_TASK BRIEF_.
Count the lines below that contain the word "code" and give only the number.

_EXTRACTED RECORDS_.
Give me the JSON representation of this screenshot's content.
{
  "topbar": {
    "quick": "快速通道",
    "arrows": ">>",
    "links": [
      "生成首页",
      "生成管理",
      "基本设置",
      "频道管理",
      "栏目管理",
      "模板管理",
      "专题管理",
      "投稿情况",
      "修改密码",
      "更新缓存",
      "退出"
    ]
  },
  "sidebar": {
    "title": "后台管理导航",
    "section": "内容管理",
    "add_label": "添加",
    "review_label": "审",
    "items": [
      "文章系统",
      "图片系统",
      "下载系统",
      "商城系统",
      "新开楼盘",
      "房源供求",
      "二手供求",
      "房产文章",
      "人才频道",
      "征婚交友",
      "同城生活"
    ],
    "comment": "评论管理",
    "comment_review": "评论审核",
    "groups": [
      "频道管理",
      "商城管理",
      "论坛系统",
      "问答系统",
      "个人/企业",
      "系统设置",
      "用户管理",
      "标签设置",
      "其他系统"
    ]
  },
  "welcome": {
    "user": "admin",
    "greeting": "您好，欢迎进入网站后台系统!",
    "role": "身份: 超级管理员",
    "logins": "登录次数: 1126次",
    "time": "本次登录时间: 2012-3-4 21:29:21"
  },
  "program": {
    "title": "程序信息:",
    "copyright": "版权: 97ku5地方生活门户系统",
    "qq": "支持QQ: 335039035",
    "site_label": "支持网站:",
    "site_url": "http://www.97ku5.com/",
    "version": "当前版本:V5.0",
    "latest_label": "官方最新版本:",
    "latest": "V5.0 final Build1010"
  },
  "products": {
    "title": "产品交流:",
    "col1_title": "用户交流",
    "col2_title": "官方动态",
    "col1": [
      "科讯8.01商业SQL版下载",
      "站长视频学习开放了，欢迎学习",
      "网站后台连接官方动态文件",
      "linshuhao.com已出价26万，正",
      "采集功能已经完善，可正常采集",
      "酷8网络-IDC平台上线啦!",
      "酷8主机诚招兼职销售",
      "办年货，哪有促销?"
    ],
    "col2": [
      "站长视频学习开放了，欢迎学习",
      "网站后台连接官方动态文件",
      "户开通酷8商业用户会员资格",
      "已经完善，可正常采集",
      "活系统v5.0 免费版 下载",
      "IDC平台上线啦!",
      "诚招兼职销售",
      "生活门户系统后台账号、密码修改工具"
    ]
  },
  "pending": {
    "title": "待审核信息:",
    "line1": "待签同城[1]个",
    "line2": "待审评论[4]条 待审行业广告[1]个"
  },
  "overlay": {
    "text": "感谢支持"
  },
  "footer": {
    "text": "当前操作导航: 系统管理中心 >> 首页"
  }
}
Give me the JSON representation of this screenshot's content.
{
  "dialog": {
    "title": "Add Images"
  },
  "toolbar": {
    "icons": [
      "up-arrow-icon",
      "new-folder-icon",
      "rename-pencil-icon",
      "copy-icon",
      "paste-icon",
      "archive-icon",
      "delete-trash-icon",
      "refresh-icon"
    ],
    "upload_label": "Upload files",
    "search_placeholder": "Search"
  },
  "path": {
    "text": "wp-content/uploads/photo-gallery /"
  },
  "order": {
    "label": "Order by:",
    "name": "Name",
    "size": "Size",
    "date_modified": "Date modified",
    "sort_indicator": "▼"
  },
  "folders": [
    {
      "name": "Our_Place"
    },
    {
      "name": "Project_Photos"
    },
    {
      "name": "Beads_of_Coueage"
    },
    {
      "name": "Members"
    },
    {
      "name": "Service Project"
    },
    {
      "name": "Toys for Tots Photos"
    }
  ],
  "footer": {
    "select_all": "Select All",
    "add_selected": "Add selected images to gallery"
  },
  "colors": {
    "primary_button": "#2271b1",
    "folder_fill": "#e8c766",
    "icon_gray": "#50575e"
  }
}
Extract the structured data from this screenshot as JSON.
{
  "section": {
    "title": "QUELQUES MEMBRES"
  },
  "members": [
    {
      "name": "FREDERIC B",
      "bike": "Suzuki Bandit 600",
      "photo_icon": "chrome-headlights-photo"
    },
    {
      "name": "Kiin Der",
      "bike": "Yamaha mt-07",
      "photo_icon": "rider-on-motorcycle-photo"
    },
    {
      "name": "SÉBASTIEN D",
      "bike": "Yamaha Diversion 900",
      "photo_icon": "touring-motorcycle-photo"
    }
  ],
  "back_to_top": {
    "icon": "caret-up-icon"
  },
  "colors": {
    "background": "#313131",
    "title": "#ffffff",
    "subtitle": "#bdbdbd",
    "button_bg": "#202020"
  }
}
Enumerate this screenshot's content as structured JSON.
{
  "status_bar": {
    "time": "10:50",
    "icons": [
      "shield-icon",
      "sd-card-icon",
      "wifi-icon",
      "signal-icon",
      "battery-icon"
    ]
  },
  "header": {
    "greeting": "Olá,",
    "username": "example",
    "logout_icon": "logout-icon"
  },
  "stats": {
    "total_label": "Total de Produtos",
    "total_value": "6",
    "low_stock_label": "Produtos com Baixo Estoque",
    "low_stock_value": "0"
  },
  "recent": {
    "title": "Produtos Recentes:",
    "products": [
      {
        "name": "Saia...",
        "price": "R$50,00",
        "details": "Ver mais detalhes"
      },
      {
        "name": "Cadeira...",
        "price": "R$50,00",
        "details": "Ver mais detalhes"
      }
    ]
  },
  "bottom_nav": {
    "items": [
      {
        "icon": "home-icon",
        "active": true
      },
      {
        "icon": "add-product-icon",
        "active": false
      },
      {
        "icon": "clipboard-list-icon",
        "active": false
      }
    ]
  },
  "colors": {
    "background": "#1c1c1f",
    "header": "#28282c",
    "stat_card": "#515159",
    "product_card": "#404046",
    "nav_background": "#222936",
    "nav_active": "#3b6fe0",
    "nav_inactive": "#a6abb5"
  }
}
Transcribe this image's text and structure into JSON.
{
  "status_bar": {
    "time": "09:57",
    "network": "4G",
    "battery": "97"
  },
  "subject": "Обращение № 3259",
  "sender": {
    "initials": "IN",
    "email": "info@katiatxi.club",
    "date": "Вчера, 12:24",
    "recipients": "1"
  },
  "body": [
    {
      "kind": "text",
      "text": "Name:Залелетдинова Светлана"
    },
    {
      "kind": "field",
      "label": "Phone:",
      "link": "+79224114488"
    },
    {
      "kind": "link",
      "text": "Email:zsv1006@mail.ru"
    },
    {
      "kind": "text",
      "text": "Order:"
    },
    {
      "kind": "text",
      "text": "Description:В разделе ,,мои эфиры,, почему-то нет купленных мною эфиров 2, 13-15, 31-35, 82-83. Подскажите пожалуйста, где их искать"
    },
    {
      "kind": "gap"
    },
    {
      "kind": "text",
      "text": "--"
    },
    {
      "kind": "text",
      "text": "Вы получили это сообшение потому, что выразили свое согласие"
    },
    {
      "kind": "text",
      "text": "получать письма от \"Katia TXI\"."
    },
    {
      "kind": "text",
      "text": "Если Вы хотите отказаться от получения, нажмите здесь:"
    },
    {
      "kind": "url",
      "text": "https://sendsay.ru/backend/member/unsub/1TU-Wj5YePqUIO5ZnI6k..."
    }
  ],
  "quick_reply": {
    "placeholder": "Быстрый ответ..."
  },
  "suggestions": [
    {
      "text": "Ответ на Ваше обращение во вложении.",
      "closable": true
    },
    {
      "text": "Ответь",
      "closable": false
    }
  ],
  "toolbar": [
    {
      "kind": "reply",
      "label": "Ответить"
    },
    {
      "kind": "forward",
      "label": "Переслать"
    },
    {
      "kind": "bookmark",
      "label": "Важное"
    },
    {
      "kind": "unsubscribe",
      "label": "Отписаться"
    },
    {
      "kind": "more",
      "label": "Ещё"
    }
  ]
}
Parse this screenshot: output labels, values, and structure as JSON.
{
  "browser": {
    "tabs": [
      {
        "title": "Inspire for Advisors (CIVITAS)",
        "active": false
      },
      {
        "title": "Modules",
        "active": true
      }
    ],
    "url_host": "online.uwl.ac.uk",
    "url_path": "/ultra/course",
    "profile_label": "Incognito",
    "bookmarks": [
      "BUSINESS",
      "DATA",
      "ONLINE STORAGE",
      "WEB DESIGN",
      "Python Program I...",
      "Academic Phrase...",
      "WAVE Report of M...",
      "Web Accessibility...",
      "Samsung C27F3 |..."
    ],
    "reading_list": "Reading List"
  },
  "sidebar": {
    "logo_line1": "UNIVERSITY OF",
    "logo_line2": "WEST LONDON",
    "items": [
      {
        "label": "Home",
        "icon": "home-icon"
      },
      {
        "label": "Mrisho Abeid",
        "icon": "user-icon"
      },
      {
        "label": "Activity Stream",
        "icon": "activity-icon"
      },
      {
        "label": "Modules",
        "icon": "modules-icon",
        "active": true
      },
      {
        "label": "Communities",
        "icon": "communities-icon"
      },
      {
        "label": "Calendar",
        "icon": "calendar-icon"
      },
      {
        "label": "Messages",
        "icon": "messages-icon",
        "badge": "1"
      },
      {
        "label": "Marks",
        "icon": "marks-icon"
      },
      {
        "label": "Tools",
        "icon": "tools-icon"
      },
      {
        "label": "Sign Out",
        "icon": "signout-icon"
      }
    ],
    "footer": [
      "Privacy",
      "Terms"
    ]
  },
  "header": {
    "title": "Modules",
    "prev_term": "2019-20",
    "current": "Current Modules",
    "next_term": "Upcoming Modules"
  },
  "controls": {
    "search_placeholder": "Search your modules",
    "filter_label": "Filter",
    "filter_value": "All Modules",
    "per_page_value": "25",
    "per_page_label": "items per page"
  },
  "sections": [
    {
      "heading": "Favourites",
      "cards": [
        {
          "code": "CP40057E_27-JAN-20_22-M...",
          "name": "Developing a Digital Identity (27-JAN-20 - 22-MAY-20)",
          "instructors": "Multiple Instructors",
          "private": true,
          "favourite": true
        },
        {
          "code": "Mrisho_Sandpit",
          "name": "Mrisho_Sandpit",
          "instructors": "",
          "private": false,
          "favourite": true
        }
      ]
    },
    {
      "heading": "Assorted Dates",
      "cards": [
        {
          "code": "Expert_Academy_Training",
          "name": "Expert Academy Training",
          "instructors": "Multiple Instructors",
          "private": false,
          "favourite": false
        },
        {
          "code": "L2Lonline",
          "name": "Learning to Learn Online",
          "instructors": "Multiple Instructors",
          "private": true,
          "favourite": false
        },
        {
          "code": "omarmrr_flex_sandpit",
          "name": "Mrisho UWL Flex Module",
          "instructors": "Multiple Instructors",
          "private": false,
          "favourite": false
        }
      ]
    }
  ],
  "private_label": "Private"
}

_RIGHT ANSWER_.
5